Aquela frase reverberou em Soraya.
Rasgou a roupa do corpo. Colocou um vestido curto. Fez uma Fogueira. Queimou todas as sobras de Velasques, as grandes calcinhas antigas, pegou um batom. Se riscou inteira com o nome dele. Borrou o batom sobre o corpo. Ficou vermelha. Foi andando até a praia.Pegou um pedaço de pano e amarrou na boca da irmã.A deixou sozinha, apenas sussurrou no seu ouvido.
-Se você não pode mandar no sol e na chuva, não pode mandar em mim. Eu agradeço. O sol e a chuva odiariam se render a sua vaidade.
1/05/2010
E só poderei entrar, sozinha.

◆ **Entradas**:
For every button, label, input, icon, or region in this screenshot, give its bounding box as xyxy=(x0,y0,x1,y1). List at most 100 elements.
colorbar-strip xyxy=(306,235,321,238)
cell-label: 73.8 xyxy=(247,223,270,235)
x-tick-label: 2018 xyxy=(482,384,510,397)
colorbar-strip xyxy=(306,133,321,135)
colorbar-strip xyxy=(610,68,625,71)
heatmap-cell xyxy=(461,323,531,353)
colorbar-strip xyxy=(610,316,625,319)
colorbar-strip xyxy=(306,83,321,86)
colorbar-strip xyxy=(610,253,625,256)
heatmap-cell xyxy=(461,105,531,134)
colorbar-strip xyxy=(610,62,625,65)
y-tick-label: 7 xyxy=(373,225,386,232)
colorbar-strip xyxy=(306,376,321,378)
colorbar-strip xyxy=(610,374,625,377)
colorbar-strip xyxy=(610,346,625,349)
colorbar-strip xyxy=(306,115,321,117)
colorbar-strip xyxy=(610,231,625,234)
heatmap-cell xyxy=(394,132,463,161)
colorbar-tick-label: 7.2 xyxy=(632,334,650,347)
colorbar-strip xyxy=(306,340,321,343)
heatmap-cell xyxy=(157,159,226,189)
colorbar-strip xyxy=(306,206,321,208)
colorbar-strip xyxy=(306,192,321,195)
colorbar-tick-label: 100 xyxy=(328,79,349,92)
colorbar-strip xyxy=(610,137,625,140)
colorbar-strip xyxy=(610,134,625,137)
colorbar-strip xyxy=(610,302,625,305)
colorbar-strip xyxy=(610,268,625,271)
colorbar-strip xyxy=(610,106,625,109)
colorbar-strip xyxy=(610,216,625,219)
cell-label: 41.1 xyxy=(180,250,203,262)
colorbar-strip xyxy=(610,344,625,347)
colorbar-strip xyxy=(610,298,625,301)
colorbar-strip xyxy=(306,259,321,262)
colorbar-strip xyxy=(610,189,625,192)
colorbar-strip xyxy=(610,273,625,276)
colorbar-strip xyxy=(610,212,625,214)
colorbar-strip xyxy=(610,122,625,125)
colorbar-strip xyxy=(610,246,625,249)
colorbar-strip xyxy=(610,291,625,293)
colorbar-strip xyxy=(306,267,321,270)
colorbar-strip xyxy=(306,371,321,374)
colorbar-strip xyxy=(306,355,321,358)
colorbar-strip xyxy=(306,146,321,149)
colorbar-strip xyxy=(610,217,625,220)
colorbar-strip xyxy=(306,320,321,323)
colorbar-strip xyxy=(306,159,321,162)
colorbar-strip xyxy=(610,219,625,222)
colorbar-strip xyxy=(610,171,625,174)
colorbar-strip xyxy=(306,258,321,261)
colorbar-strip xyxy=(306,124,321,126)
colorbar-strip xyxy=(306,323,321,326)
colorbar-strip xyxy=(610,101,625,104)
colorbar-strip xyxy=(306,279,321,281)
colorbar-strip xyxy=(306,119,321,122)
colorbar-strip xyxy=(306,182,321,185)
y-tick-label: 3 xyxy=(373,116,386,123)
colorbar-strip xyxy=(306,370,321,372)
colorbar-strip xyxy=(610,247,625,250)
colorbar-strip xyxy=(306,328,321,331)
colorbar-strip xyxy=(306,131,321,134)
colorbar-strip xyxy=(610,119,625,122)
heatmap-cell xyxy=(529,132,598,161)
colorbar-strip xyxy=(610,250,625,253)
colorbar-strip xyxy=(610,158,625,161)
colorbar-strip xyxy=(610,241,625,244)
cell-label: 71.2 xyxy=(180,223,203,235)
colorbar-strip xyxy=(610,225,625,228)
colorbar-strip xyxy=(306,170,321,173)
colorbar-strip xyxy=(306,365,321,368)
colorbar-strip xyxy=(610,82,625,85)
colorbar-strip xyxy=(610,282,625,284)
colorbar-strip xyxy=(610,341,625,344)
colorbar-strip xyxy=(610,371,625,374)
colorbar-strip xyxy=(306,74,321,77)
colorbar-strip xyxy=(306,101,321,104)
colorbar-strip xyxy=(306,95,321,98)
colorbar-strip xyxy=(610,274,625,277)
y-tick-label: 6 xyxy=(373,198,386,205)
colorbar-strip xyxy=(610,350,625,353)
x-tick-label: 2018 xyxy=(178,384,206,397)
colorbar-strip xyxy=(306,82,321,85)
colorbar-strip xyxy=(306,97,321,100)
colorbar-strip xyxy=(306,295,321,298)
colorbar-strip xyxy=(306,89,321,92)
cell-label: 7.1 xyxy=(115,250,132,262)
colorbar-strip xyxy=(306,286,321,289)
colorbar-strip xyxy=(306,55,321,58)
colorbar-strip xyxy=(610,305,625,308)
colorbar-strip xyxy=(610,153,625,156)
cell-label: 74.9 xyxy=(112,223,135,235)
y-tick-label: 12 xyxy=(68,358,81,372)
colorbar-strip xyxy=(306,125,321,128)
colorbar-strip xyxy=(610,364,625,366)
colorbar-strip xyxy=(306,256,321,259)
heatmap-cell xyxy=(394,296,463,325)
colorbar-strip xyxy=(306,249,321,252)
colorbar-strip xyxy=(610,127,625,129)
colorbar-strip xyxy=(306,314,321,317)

◆ **Tarefa A**: Reproduza do trecho sobre Soraya a passagem que vai de "Rasgou a roupa" até "poderei entrar, sozinha.", incluindo esta última.
◆ **Tarefa B**:
Responda com base no trecho sobre Soraya:
(i) Que peça de roupa Soraya colocou depois de rasgar a roupa do corpo?
(ii) O que ela amarrou na boca da irmã?
(iii) Que data aparece no trecho?
◆ **Tarefa C**: Retome o trecho sobre Soraya e dê continuidade a ele a partir da última frase apresentada.

◆ **Resposta A**:
Rasgou a roupa do corpo. Colocou um vestido curto. Fez uma Fogueira. Queimou todas as sobras de Velasques, as grandes calcinhas antigas, pegou um batom. Se riscou inteira com o nome dele. Borrou o batom sobre o corpo. Ficou vermelha. Foi andando até a praia.Pegou um pedaço de pano e amarrou na boca da irmã.A deixou sozinha, apenas sussurrou no seu ouvido.
-Se você não pode mandar no sol e na chuva, não pode mandar em mim. Eu agradeço. O sol e a chuva odiariam se render a sua vaidade.
1/05/2010
E só poderei entrar, sozinha.

◆ **Resposta B**:
(i) Um vestido curto.
(ii) Um pedaço de pano.
(iii) 1/05/2010.

◆ **Resposta C**:
A moça suou a testa, sentada à beira do rio vestiu-se de calor e dor. Contou as palavras que corriam pelas corredeiras lentas. O lugar rodeado de montanhas, cavalos marinhos sorriam através da transparência das águas. Teve vontade de construir ali uma barraca com pilares esculpidos de barro vermelho. A terra mais bonita é a argila. Fica entre o subsolo e a superfície. Começou a escrever na areia imaginando as letras afundarem até o mais remoto interior da terra, onde a terra nina o mar:
Solidão da beleza. Nos dias de suor, caminho ao longo de muitas mãos, mãos de vespas, patas de mosca, nadadeiras de peixes, queria falar a língua das baleias e chamá-las à beira-mar, queria ficar transparente entre os bares, ouvir todas as conversas da mesa, gostaria de poder desenhar você nu. Traçar nanquim entre as pintas das suas costas. Caminhar sobre meus cabelos. Fazer música com as conchas esquecidas no fundo do mar. Descobrir as paisagens que habitam todos os sonhos quando você está em Zimbros. Vagar sem rumo por um sentido. Céu de melodias me abraça, vermelho, pratas. Perfumes do alvorecer. Você está tentando me falar. Mas agora não posso, estou entrando no portal das flores, estou no fim da lua. Nua no jardim. E só poderei entrar, sozinha
.
1/04/2010
Do mar ao rio, uma canoa de livros.
Mar de livros – uma tenda encobre a corrente de palavras entre muitas margens, das docas de Porto Alegre às margens das alas de A a D. No Centro da cidade, a Praça da Alfândega transbordante de rostos que se intercalam na altura do olhar. As meninas dos olhos vagamente se distraem entre carrosséis de livros pendurados. Crianças miram-se no espelho colorido da fantasia.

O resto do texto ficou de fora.